--- start Material for this task ---
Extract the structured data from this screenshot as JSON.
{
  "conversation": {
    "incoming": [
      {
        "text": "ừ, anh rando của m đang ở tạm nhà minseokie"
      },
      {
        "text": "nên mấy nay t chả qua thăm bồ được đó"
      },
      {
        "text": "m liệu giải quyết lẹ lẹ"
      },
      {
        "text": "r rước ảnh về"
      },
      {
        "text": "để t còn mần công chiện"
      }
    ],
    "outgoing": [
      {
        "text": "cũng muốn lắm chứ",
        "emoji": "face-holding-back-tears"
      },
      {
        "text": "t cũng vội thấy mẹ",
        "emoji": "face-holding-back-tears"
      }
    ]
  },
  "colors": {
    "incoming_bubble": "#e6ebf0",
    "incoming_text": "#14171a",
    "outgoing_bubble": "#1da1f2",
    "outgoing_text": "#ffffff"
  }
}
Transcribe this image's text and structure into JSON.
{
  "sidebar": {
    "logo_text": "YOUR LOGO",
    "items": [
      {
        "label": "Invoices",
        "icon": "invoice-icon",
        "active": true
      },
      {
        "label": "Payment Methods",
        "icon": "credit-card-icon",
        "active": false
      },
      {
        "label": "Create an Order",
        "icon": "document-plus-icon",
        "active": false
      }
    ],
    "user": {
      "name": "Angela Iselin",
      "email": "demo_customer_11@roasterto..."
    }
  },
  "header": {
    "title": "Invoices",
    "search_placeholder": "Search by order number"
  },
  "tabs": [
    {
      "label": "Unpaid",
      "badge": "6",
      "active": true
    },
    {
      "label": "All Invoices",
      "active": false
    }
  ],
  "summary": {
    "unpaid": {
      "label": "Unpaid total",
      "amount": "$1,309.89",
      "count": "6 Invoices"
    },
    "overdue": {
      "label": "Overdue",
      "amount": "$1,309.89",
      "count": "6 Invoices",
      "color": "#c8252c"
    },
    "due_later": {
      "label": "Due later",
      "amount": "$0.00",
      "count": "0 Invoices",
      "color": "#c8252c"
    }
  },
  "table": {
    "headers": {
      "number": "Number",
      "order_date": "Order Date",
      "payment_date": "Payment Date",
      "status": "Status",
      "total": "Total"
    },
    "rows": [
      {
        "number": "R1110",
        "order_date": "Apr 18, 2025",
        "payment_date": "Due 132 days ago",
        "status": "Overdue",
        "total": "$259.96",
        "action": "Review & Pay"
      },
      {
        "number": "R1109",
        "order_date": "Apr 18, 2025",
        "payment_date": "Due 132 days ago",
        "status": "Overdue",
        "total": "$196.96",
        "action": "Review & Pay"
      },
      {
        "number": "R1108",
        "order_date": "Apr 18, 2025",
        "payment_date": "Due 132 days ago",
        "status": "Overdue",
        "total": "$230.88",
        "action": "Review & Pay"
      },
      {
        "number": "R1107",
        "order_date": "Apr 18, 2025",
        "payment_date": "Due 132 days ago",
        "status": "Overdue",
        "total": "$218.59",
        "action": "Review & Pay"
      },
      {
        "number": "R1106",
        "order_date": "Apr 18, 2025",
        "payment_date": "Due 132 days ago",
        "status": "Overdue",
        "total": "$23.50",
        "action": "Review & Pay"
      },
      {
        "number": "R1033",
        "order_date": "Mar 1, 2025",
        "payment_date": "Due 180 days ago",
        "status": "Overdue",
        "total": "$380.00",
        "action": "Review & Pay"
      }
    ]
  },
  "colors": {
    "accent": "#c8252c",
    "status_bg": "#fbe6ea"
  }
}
--- end Material for this task ---
▶ [What you need to do] Type out the full listing again, exactly as given.

▶ [Answer below]
Extract the structured data from this screenshot as JSON.
{
  "conversation": {
    "incoming": [
      {
        "text": "ừ, anh rando của m đang ở tạm nhà minseokie"
      },
      {
        "text": "nên mấy nay t chả qua thăm bồ được đó"
      },
      {
        "text": "m liệu giải quyết lẹ lẹ"
      },
      {
        "text": "r rước ảnh về"
      },
      {
        "text": "để t còn mần công chiện"
      }
    ],
    "outgoing": [
      {
        "text": "cũng muốn lắm chứ",
        "emoji": "face-holding-back-tears"
      },
      {
        "text": "t cũng vội thấy mẹ",
        "emoji": "face-holding-back-tears"
      }
    ]
  },
  "colors": {
    "incoming_bubble": "#e6ebf0",
    "incoming_text": "#14171a",
    "outgoing_bubble": "#1da1f2",
    "outgoing_text": "#ffffff"
  }
}
Transcribe this image's text and structure into JSON.
{
  "sidebar": {
    "logo_text": "YOUR LOGO",
    "items": [
      {
        "label": "Invoices",
        "icon": "invoice-icon",
        "active": true
      },
      {
        "label": "Payment Methods",
        "icon": "credit-card-icon",
        "active": false
      },
      {
        "label": "Create an Order",
        "icon": "document-plus-icon",
        "active": false
      }
    ],
    "user": {
      "name": "Angela Iselin",
      "email": "demo_customer_11@roasterto..."
    }
  },
  "header": {
    "title": "Invoices",
    "search_placeholder": "Search by order number"
  },
  "tabs": [
    {
      "label": "Unpaid",
      "badge": "6",
      "active": true
    },
    {
      "label": "All Invoices",
      "active": false
    }
  ],
  "summary": {
    "unpaid": {
      "label": "Unpaid total",
      "amount": "$1,309.89",
      "count": "6 Invoices"
    },
    "overdue": {
      "label": "Overdue",
      "amount": "$1,309.89",
      "count": "6 Invoices",
      "color": "#c8252c"
    },
    "due_later": {
      "label": "Due later",
      "amount": "$0.00",
      "count": "0 Invoices",
      "color": "#c8252c"
    }
  },
  "table": {
    "headers": {
      "number": "Number",
      "order_date": "Order Date",
      "payment_date": "Payment Date",
      "status": "Status",
      "total": "Total"
    },
    "rows": [
      {
        "number": "R1110",
        "order_date": "Apr 18, 2025",
        "payment_date": "Due 132 days ago",
        "status": "Overdue",
        "total": "$259.96",
        "action": "Review & Pay"
      },
      {
        "number": "R1109",
        "order_date": "Apr 18, 2025",
        "payment_date": "Due 132 days ago",
        "status": "Overdue",
        "total": "$196.96",
        "action": "Review & Pay"
      },
      {
        "number": "R1108",
        "order_date": "Apr 18, 2025",
        "payment_date": "Due 132 days ago",
        "status": "Overdue",
        "total": "$230.88",
        "action": "Review & Pay"
      },
      {
        "number": "R1107",
        "order_date": "Apr 18, 2025",
        "payment_date": "Due 132 days ago",
        "status": "Overdue",
        "total": "$218.59",
        "action": "Review & Pay"
      },
      {
        "number": "R1106",
        "order_date": "Apr 18, 2025",
        "payment_date": "Due 132 days ago",
        "status": "Overdue",
        "total": "$23.50",
        "action": "Review & Pay"
      },
      {
        "number": "R1033",
        "order_date": "Mar 1, 2025",
        "payment_date": "Due 180 days ago",
        "status": "Overdue",
        "total": "$380.00",
        "action": "Review & Pay"
      }
    ]
  },
  "colors": {
    "accent": "#c8252c",
    "status_bg": "#fbe6ea"
  }
}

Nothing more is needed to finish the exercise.